▶ _Source records_
------

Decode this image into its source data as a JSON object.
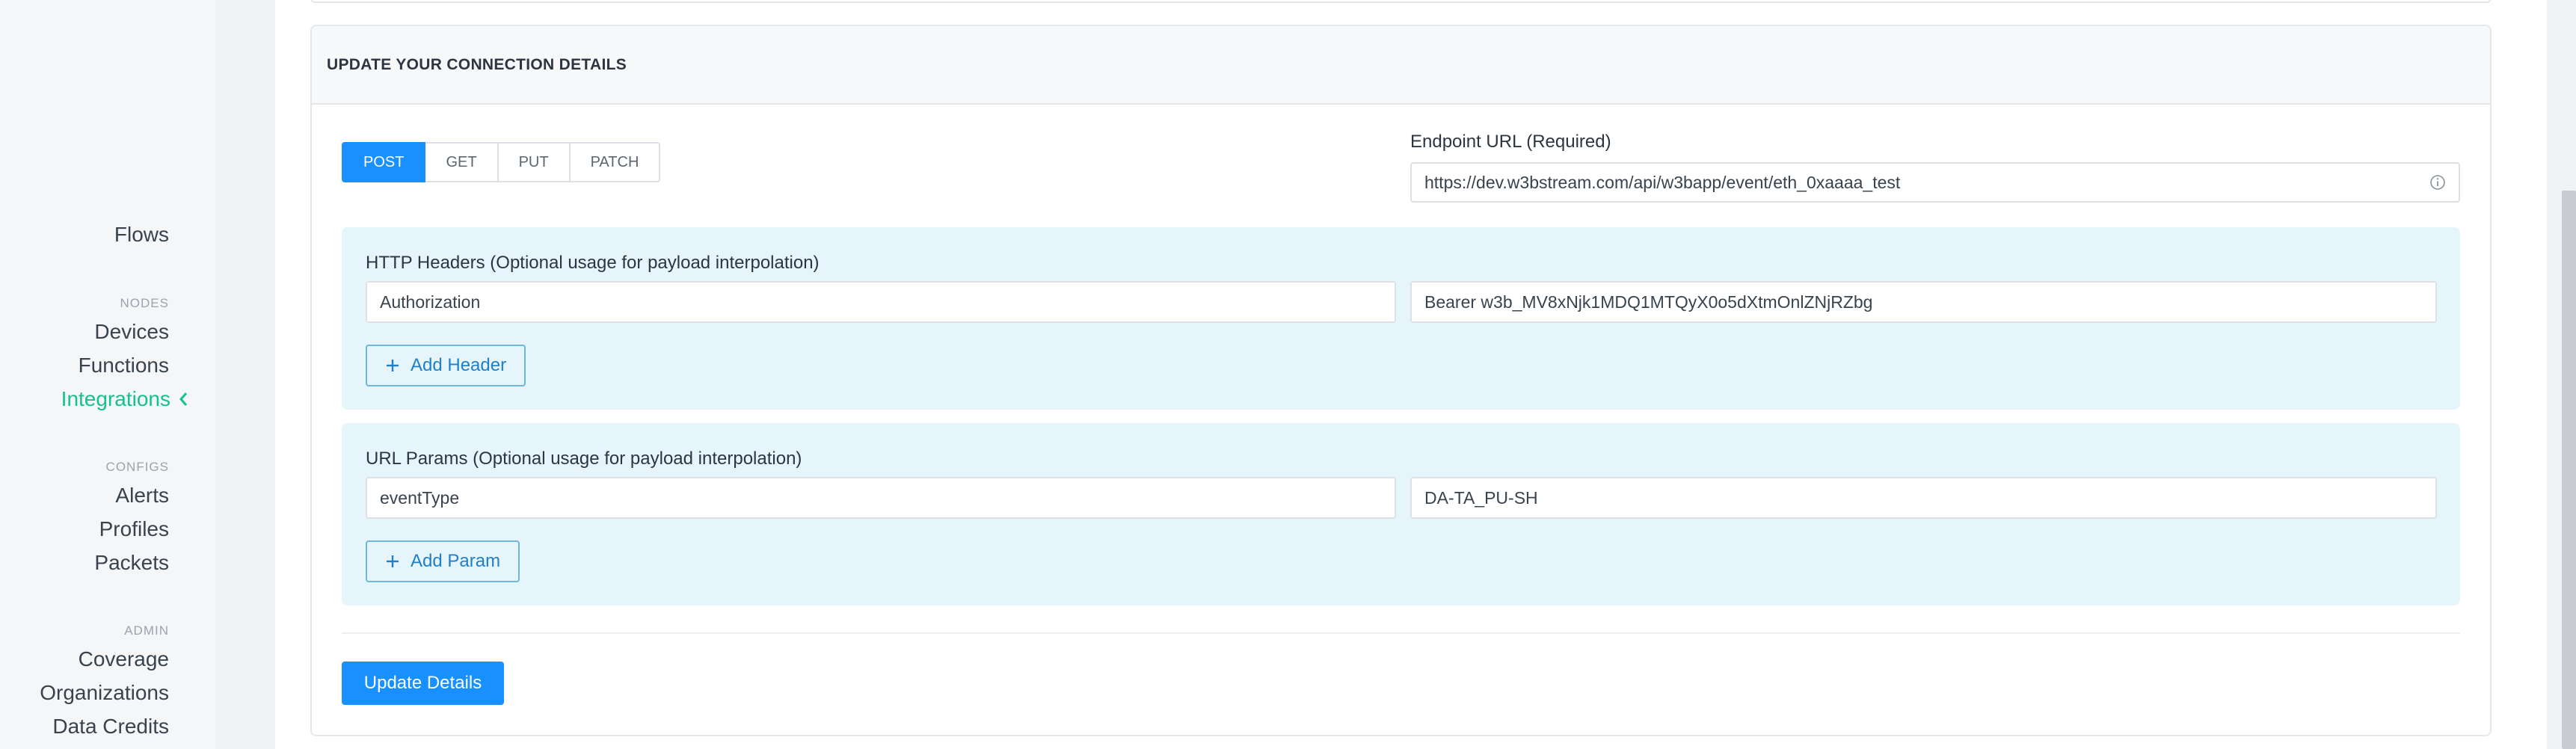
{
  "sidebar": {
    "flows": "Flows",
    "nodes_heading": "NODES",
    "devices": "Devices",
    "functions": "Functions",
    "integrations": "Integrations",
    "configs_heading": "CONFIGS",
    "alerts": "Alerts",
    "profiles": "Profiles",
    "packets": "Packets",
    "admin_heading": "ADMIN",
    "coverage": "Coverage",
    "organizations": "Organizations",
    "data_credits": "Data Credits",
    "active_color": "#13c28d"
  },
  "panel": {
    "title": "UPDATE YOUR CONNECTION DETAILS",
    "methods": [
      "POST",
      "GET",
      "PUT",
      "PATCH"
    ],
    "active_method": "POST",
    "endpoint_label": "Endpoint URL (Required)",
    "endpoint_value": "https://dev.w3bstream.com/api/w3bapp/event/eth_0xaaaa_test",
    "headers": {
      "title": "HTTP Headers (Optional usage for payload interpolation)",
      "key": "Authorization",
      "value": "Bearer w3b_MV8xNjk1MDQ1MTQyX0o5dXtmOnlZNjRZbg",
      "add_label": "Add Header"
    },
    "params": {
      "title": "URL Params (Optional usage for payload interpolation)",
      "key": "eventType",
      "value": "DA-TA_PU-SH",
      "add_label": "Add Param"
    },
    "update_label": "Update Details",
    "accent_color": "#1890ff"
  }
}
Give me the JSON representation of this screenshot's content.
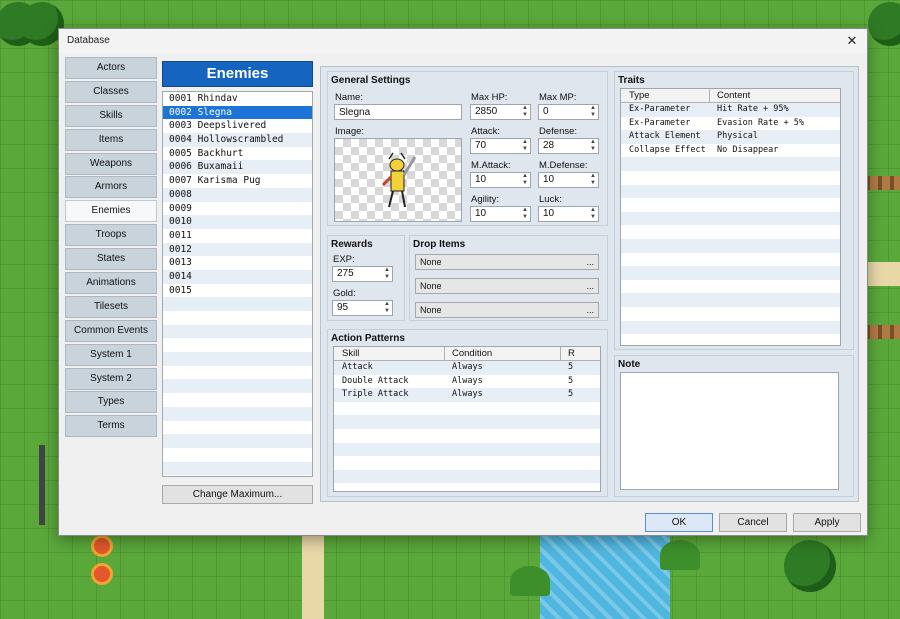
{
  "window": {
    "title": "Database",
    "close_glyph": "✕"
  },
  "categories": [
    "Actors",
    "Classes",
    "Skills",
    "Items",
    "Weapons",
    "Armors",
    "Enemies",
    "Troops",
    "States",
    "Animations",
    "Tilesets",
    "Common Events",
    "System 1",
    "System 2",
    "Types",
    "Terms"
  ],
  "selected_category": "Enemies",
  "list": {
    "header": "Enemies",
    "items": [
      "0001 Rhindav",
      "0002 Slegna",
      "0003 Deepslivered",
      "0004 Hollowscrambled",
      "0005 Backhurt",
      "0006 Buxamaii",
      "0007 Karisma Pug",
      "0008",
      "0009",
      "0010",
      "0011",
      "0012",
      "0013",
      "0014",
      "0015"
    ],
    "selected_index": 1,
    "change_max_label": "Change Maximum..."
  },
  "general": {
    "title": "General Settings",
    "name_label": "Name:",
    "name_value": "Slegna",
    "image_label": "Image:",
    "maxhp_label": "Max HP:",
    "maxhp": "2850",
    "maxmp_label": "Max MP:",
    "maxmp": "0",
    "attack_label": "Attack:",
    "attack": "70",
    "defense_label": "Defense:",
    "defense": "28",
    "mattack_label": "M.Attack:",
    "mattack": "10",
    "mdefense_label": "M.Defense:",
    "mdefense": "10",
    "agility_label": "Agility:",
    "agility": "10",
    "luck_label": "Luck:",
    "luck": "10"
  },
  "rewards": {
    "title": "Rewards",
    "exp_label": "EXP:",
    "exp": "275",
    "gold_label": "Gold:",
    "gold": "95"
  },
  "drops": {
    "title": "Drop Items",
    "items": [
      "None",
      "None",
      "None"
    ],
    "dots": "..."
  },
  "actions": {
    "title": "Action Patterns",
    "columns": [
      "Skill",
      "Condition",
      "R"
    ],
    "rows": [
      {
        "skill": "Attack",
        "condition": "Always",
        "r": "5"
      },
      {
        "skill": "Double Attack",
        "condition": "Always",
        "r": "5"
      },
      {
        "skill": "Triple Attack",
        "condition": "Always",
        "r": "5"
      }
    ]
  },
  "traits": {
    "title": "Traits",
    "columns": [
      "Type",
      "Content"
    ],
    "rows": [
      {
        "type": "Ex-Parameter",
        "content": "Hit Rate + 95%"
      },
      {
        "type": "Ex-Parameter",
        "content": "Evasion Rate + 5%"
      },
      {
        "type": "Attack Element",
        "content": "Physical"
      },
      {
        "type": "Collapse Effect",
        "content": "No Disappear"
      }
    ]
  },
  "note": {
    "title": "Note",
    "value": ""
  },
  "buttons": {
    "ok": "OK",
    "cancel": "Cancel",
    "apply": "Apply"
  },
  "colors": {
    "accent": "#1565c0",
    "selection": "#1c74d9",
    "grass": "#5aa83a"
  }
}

------

▶ _Task directions_
Copy out all of the material exactly as written, without its pictures.

▶ _Response to this task_
Decode this image into its source data as a JSON object.
{
  "sidebar": {
    "flows": "Flows",
    "nodes_heading": "NODES",
    "devices": "Devices",
    "functions": "Functions",
    "integrations": "Integrations",
    "configs_heading": "CONFIGS",
    "alerts": "Alerts",
    "profiles": "Profiles",
    "packets": "Packets",
    "admin_heading": "ADMIN",
    "coverage": "Coverage",
    "organizations": "Organizations",
    "data_credits": "Data Credits",
    "active_color": "#13c28d"
  },
  "panel": {
    "title": "UPDATE YOUR CONNECTION DETAILS",
    "methods": [
      "POST",
      "GET",
      "PUT",
      "PATCH"
    ],
    "active_method": "POST",
    "endpoint_label": "Endpoint URL (Required)",
    "endpoint_value": "https://dev.w3bstream.com/api/w3bapp/event/eth_0xaaaa_test",
    "headers": {
      "title": "HTTP Headers (Optional usage for payload interpolation)",
      "key": "Authorization",
      "value": "Bearer w3b_MV8xNjk1MDQ1MTQyX0o5dXtmOnlZNjRZbg",
      "add_label": "Add Header"
    },
    "params": {
      "title": "URL Params (Optional usage for payload interpolation)",
      "key": "eventType",
      "value": "DA-TA_PU-SH",
      "add_label": "Add Param"
    },
    "update_label": "Update Details",
    "accent_color": "#1890ff"
  }
}
Give me the JSON representation of this screenshot's content.
{
  "window": {
    "title": "Database",
    "close_glyph": "✕"
  },
  "categories": [
    "Actors",
    "Classes",
    "Skills",
    "Items",
    "Weapons",
    "Armors",
    "Enemies",
    "Troops",
    "States",
    "Animations",
    "Tilesets",
    "Common Events",
    "System 1",
    "System 2",
    "Types",
    "Terms"
  ],
  "selected_category": "Enemies",
  "list": {
    "header": "Enemies",
    "items": [
      "0001 Rhindav",
      "0002 Slegna",
      "0003 Deepslivered",
      "0004 Hollowscrambled",
      "0005 Backhurt",
      "0006 Buxamaii",
      "0007 Karisma Pug",
      "0008",
      "0009",
      "0010",
      "0011",
      "0012",
      "0013",
      "0014",
      "0015"
    ],
    "selected_index": 1,
    "change_max_label": "Change Maximum..."
  },
  "general": {
    "title": "General Settings",
    "name_label": "Name:",
    "name_value": "Slegna",
    "image_label": "Image:",
    "maxhp_label": "Max HP:",
    "maxhp": "2850",
    "maxmp_label": "Max MP:",
    "maxmp": "0",
    "attack_label": "Attack:",
    "attack": "70",
    "defense_label": "Defense:",
    "defense": "28",
    "mattack_label": "M.Attack:",
    "mattack": "10",
    "mdefense_label": "M.Defense:",
    "mdefense": "10",
    "agility_label": "Agility:",
    "agility": "10",
    "luck_label": "Luck:",
    "luck": "10"
  },
  "rewards": {
    "title": "Rewards",
    "exp_label": "EXP:",
    "exp": "275",
    "gold_label": "Gold:",
    "gold": "95"
  },
  "drops": {
    "title": "Drop Items",
    "items": [
      "None",
      "None",
      "None"
    ],
    "dots": "..."
  },
  "actions": {
    "title": "Action Patterns",
    "columns": [
      "Skill",
      "Condition",
      "R"
    ],
    "rows": [
      {
        "skill": "Attack",
        "condition": "Always",
        "r": "5"
      },
      {
        "skill": "Double Attack",
        "condition": "Always",
        "r": "5"
      },
      {
        "skill": "Triple Attack",
        "condition": "Always",
        "r": "5"
      }
    ]
  },
  "traits": {
    "title": "Traits",
    "columns": [
      "Type",
      "Content"
    ],
    "rows": [
      {
        "type": "Ex-Parameter",
        "content": "Hit Rate + 95%"
      },
      {
        "type": "Ex-Parameter",
        "content": "Evasion Rate + 5%"
      },
      {
        "type": "Attack Element",
        "content": "Physical"
      },
      {
        "type": "Collapse Effect",
        "content": "No Disappear"
      }
    ]
  },
  "note": {
    "title": "Note",
    "value": ""
  },
  "buttons": {
    "ok": "OK",
    "cancel": "Cancel",
    "apply": "Apply"
  },
  "colors": {
    "accent": "#1565c0",
    "selection": "#1c74d9",
    "grass": "#5aa83a"
  }
}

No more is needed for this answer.